**THE PROBLEM**
Quote every line as written. Omit pictures.

**ENTRIES PROVIDED**

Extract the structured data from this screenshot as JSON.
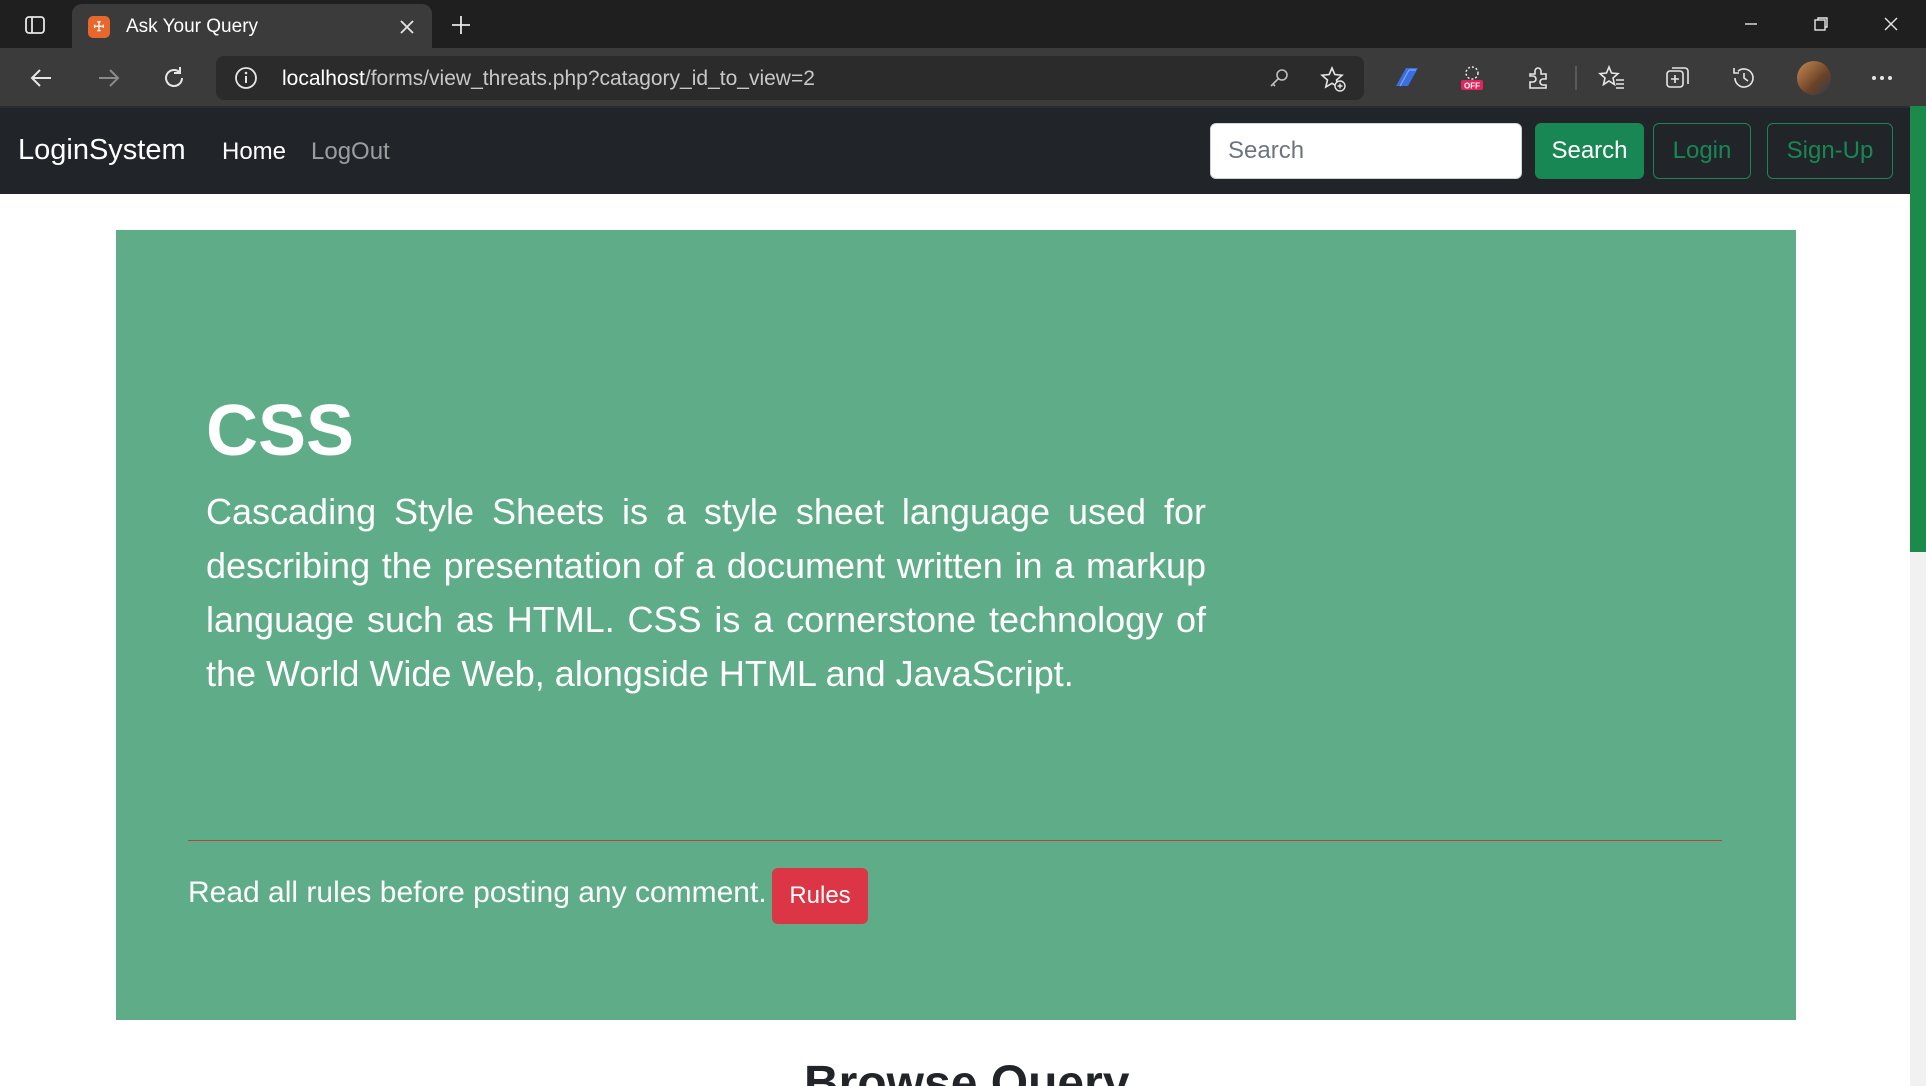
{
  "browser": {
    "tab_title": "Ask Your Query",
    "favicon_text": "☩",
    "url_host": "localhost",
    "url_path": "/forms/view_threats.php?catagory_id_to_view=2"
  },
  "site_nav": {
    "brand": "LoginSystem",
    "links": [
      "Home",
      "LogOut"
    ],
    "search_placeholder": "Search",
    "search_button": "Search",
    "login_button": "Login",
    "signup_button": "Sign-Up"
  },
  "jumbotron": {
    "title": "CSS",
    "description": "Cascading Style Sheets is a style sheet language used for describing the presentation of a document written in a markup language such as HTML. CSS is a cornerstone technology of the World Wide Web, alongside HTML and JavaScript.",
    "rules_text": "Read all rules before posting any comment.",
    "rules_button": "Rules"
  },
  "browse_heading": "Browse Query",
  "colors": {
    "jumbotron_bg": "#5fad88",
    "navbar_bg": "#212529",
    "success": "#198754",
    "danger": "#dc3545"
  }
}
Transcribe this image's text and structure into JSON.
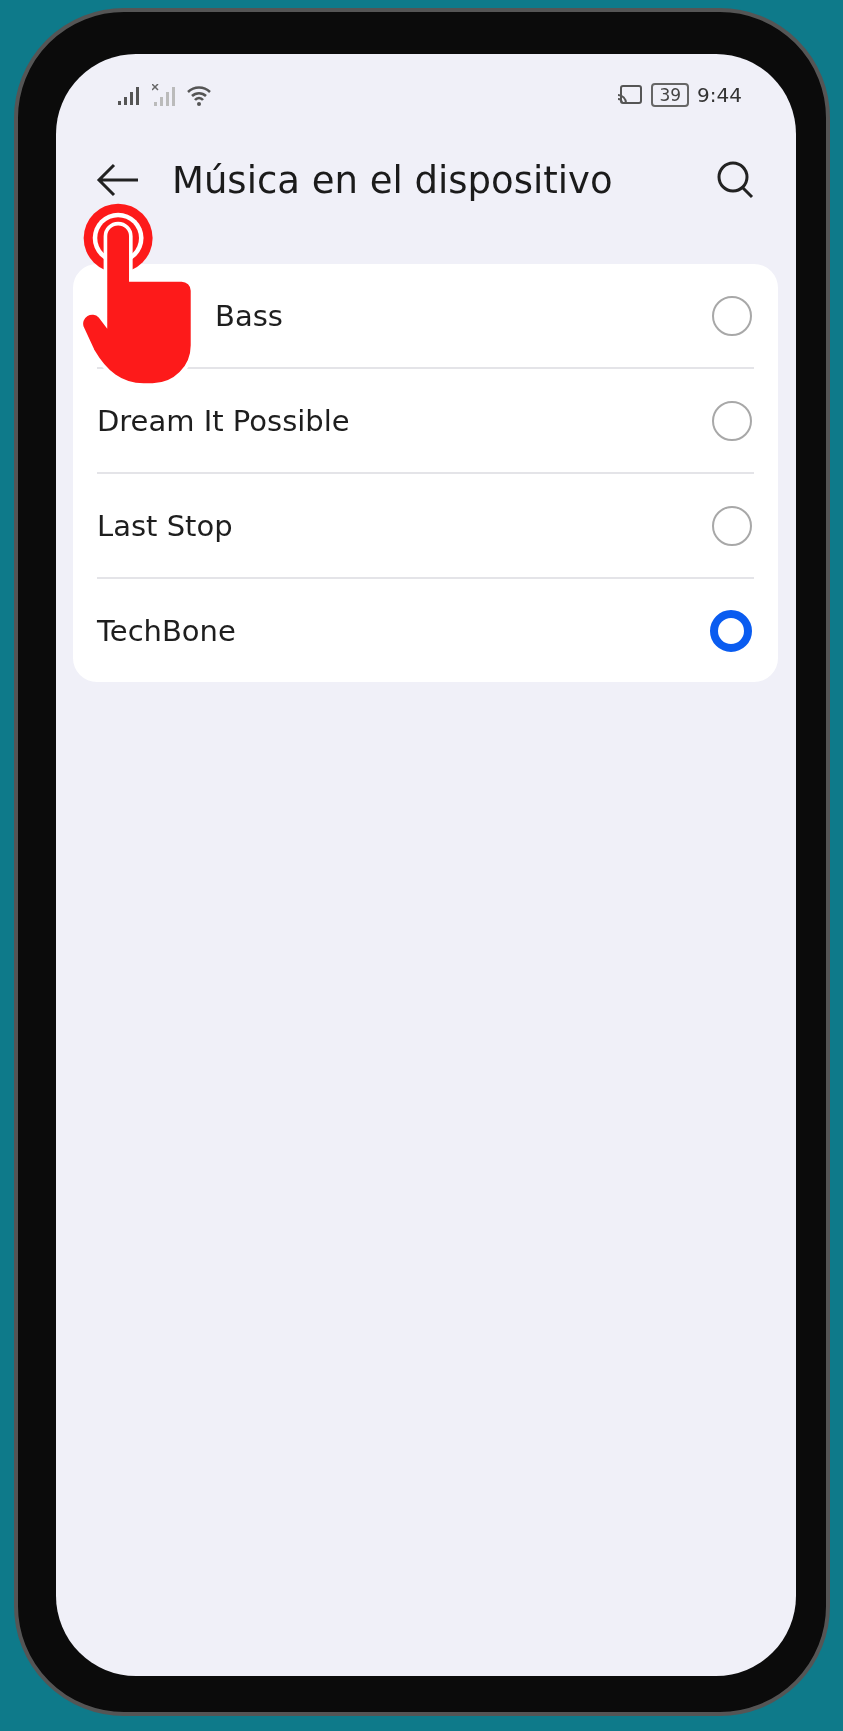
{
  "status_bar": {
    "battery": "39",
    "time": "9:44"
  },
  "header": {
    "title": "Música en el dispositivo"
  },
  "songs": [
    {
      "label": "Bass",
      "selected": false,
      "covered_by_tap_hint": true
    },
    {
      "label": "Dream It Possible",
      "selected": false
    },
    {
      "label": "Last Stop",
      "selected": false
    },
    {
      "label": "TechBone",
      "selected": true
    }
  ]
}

**RESPONSE TO THIS EXERCISE**
Extract the structured data from this screenshot as JSON.
{
  "browser": {
    "tab_title": "Ask Your Query",
    "favicon_text": "☩",
    "url_host": "localhost",
    "url_path": "/forms/view_threats.php?catagory_id_to_view=2"
  },
  "site_nav": {
    "brand": "LoginSystem",
    "links": [
      "Home",
      "LogOut"
    ],
    "search_placeholder": "Search",
    "search_button": "Search",
    "login_button": "Login",
    "signup_button": "Sign-Up"
  },
  "jumbotron": {
    "title": "CSS",
    "description": "Cascading Style Sheets is a style sheet language used for describing the presentation of a document written in a markup language such as HTML. CSS is a cornerstone technology of the World Wide Web, alongside HTML and JavaScript.",
    "rules_text": "Read all rules before posting any comment.",
    "rules_button": "Rules"
  },
  "browse_heading": "Browse Query",
  "colors": {
    "jumbotron_bg": "#5fad88",
    "navbar_bg": "#212529",
    "success": "#198754",
    "danger": "#dc3545"
  }
}
Transcribe this image's text and structure into JSON.
{
  "status_bar": {
    "battery": "39",
    "time": "9:44"
  },
  "header": {
    "title": "Música en el dispositivo"
  },
  "songs": [
    {
      "label": "Bass",
      "selected": false,
      "covered_by_tap_hint": true
    },
    {
      "label": "Dream It Possible",
      "selected": false
    },
    {
      "label": "Last Stop",
      "selected": false
    },
    {
      "label": "TechBone",
      "selected": true
    }
  ]
}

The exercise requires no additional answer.